### Task brief
Write out the listing below from the line containing "Read the values" to its last line, unaltered, ends included.

━━ Exercise data ━━

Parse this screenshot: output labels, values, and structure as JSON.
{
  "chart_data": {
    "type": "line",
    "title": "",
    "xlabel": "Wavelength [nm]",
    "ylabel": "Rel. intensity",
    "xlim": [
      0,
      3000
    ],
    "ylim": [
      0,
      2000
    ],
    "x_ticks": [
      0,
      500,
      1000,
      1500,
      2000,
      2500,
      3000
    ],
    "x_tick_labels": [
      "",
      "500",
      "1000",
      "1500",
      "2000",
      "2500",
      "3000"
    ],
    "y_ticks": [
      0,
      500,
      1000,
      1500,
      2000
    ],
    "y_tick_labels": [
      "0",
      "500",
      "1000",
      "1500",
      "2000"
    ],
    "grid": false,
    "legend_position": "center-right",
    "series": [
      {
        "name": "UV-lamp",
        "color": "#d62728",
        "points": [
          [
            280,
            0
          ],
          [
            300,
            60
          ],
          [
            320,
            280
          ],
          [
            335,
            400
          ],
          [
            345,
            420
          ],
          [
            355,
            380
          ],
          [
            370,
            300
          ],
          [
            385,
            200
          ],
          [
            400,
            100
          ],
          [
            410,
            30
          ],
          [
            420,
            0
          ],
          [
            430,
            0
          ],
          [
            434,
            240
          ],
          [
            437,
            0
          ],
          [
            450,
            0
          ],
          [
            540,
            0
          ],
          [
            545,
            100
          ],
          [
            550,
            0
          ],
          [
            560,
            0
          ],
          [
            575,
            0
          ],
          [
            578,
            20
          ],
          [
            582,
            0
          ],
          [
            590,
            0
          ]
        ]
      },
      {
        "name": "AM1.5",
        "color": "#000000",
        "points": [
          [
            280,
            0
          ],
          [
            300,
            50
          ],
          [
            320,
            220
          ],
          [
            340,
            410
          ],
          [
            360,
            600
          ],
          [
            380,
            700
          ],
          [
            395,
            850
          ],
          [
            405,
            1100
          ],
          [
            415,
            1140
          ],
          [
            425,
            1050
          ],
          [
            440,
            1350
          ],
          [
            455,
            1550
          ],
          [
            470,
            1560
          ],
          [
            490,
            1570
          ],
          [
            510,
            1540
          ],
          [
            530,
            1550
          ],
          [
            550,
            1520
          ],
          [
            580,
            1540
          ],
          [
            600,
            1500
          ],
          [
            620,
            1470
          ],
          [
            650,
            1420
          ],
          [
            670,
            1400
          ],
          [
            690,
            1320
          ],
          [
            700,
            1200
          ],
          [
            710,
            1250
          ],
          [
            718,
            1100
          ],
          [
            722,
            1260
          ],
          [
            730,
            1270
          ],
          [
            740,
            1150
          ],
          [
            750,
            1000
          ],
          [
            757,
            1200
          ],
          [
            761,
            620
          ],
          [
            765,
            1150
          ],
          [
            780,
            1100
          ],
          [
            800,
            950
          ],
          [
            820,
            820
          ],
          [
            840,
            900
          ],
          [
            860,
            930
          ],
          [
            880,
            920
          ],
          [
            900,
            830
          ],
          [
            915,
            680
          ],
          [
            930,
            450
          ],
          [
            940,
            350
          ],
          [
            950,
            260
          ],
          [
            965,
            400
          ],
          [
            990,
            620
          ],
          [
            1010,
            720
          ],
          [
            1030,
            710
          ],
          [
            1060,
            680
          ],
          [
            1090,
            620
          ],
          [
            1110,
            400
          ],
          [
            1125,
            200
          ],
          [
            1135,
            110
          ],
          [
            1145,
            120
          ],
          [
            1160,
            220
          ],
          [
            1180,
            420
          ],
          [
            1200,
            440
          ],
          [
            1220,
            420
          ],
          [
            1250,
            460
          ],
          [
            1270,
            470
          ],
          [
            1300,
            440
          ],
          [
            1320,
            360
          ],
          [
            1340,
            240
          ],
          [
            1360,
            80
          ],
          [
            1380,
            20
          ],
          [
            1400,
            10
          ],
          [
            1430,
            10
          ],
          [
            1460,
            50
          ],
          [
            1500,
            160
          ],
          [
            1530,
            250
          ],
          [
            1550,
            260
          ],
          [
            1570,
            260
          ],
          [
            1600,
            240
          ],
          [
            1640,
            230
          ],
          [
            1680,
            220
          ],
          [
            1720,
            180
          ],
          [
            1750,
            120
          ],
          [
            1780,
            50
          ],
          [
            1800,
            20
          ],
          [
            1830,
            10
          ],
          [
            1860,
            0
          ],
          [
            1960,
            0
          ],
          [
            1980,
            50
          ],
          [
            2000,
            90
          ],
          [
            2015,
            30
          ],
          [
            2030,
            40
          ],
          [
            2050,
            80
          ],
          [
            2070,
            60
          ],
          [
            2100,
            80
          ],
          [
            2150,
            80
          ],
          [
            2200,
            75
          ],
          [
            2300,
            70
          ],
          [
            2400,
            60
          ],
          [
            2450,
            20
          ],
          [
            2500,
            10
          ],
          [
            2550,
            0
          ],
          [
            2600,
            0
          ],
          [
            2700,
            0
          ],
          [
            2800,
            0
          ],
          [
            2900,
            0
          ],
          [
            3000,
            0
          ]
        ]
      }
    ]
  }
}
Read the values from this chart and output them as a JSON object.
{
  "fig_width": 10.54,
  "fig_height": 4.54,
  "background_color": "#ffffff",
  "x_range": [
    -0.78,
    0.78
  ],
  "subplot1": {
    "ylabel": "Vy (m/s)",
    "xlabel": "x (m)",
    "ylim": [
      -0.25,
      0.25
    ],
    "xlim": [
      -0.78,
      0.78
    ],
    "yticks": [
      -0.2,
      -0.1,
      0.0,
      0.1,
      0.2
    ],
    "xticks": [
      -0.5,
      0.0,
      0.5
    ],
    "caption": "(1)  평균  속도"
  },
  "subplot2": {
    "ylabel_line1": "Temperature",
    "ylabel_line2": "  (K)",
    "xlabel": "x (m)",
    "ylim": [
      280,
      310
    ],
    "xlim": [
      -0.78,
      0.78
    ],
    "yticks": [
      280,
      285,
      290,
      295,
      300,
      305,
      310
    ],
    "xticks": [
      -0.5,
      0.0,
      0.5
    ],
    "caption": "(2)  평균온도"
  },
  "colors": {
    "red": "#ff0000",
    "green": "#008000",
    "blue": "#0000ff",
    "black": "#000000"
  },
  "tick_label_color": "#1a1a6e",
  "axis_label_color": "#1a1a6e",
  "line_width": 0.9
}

━━━

### The result
Read the values from this chart and output them as a JSON object.
{
  "fig_width": 10.54,
  "fig_height": 4.54,
  "background_color": "#ffffff",
  "x_range": [
    -0.78,
    0.78
  ],
  "subplot1": {
    "ylabel": "Vy (m/s)",
    "xlabel": "x (m)",
    "ylim": [
      -0.25,
      0.25
    ],
    "xlim": [
      -0.78,
      0.78
    ],
    "yticks": [
      -0.2,
      -0.1,
      0.0,
      0.1,
      0.2
    ],
    "xticks": [
      -0.5,
      0.0,
      0.5
    ],
    "caption": "(1)  평균  속도"
  },
  "subplot2": {
    "ylabel_line1": "Temperature",
    "ylabel_line2": "  (K)",
    "xlabel": "x (m)",
    "ylim": [
      280,
      310
    ],
    "xlim": [
      -0.78,
      0.78
    ],
    "yticks": [
      280,
      285,
      290,
      295,
      300,
      305,
      310
    ],
    "xticks": [
      -0.5,
      0.0,
      0.5
    ],
    "caption": "(2)  평균온도"
  },
  "colors": {
    "red": "#ff0000",
    "green": "#008000",
    "blue": "#0000ff",
    "black": "#000000"
  },
  "tick_label_color": "#1a1a6e",
  "axis_label_color": "#1a1a6e",
  "line_width": 0.9
}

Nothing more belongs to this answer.